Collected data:
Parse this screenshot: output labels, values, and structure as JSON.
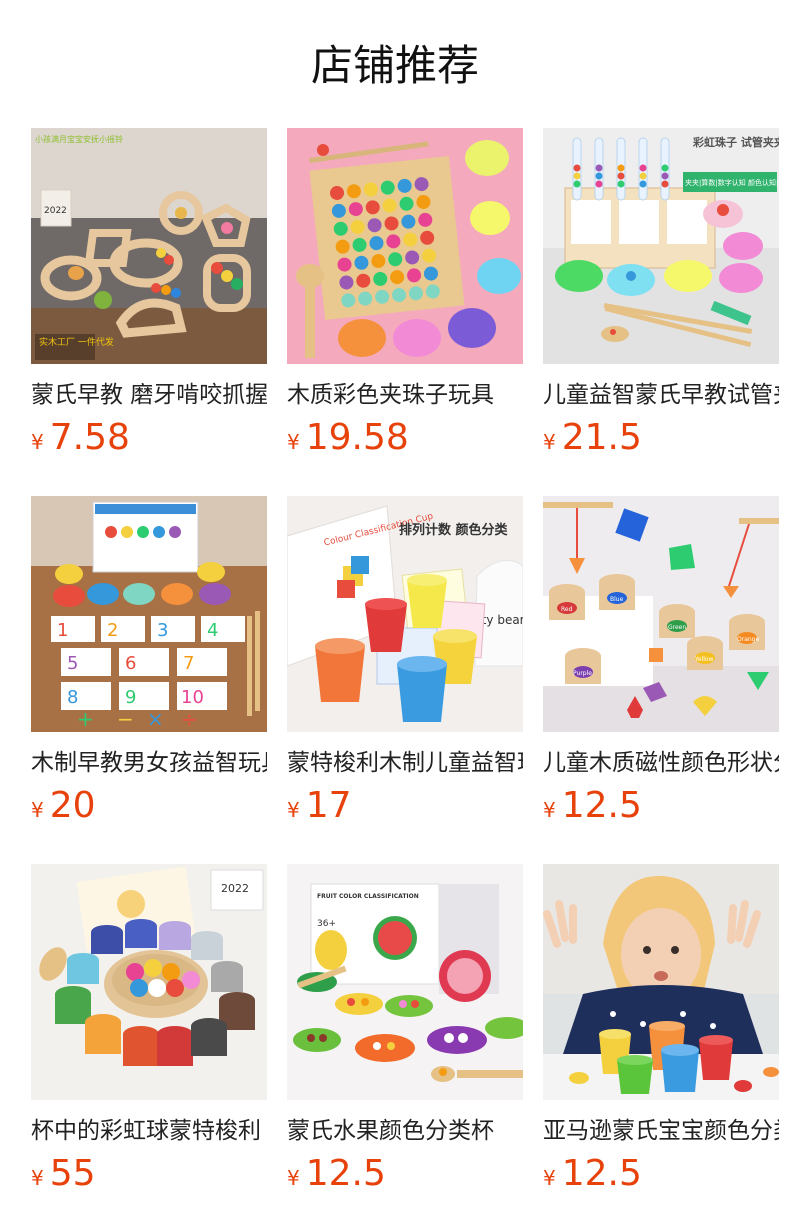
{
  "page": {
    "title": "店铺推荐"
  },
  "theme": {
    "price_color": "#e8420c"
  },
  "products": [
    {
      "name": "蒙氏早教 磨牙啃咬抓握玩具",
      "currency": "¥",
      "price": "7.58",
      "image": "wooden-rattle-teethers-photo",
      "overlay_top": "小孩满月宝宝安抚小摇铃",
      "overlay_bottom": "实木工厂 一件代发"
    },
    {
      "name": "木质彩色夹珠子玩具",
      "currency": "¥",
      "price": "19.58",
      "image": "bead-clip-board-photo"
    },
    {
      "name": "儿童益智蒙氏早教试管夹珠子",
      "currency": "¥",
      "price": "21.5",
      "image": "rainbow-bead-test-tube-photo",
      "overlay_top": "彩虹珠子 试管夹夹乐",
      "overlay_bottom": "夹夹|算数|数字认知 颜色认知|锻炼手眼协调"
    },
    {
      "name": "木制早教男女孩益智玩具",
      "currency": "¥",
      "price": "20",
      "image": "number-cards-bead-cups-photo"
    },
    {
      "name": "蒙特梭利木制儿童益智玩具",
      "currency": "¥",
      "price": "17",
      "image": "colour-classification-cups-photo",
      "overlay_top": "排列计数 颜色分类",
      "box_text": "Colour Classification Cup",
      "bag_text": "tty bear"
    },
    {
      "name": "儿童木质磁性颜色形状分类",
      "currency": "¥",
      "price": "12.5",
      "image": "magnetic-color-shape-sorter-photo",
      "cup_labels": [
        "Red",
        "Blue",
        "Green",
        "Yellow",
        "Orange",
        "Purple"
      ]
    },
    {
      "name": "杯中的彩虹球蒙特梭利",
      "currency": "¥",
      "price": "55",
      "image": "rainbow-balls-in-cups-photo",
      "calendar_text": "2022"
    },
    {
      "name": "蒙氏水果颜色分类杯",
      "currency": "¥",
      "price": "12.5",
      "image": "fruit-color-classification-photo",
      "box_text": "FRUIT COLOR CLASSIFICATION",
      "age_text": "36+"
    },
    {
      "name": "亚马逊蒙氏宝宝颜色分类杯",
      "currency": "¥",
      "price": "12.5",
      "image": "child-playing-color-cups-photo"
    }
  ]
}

* * *

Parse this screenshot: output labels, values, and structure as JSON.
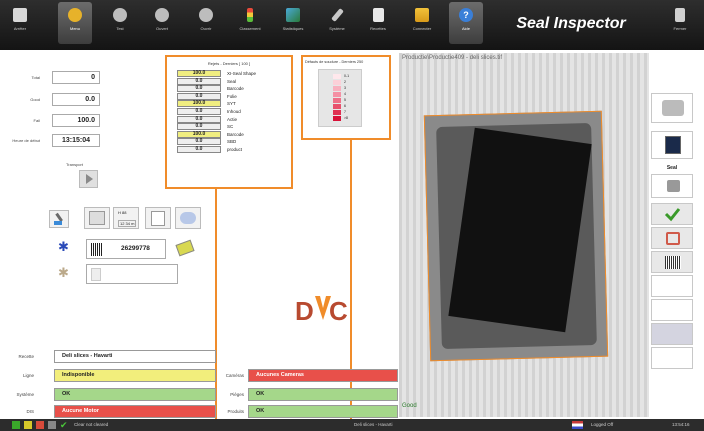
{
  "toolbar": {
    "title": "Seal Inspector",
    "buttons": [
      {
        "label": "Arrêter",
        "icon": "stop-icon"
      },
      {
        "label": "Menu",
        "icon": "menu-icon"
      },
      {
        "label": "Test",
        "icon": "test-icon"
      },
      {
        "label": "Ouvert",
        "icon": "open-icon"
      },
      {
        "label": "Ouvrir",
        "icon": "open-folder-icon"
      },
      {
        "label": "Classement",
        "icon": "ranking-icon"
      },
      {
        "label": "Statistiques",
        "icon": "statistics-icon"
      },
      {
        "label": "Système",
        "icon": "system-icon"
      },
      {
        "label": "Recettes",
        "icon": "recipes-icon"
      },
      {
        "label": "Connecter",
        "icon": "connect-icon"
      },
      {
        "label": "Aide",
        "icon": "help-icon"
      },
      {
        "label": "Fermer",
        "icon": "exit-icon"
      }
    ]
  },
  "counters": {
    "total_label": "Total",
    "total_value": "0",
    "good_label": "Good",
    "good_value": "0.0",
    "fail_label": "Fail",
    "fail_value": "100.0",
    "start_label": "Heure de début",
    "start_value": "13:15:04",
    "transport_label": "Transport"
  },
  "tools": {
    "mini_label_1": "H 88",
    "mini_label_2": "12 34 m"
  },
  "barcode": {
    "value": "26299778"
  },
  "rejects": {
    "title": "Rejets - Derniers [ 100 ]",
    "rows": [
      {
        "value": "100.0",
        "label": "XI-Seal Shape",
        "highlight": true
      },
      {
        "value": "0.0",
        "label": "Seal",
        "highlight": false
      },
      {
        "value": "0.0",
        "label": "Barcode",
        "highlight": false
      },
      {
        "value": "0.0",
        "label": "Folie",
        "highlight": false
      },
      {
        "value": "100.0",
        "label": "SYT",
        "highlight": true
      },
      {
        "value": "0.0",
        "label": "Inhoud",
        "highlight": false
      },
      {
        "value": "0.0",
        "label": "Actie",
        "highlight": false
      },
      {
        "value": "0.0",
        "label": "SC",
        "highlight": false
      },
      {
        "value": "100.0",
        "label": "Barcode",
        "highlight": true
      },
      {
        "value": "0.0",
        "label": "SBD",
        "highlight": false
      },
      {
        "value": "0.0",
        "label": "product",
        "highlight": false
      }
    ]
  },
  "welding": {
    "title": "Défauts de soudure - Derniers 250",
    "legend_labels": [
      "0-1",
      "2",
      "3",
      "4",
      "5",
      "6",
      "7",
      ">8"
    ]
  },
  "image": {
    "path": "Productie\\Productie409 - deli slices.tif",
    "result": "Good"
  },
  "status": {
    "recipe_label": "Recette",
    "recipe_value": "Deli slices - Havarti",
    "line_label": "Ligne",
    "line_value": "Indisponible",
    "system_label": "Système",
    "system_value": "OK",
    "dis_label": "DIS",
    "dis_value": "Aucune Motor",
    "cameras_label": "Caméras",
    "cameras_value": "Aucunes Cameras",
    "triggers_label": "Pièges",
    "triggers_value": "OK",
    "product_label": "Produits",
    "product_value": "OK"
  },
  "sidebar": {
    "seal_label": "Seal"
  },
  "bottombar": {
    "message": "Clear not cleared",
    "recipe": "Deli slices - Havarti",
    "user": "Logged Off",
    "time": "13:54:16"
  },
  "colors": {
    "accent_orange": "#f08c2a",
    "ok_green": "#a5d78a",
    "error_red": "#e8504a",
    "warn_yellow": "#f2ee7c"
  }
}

● Instruction:
The answer is one number: how many lines of the material above contain "name".

● Complete output:
9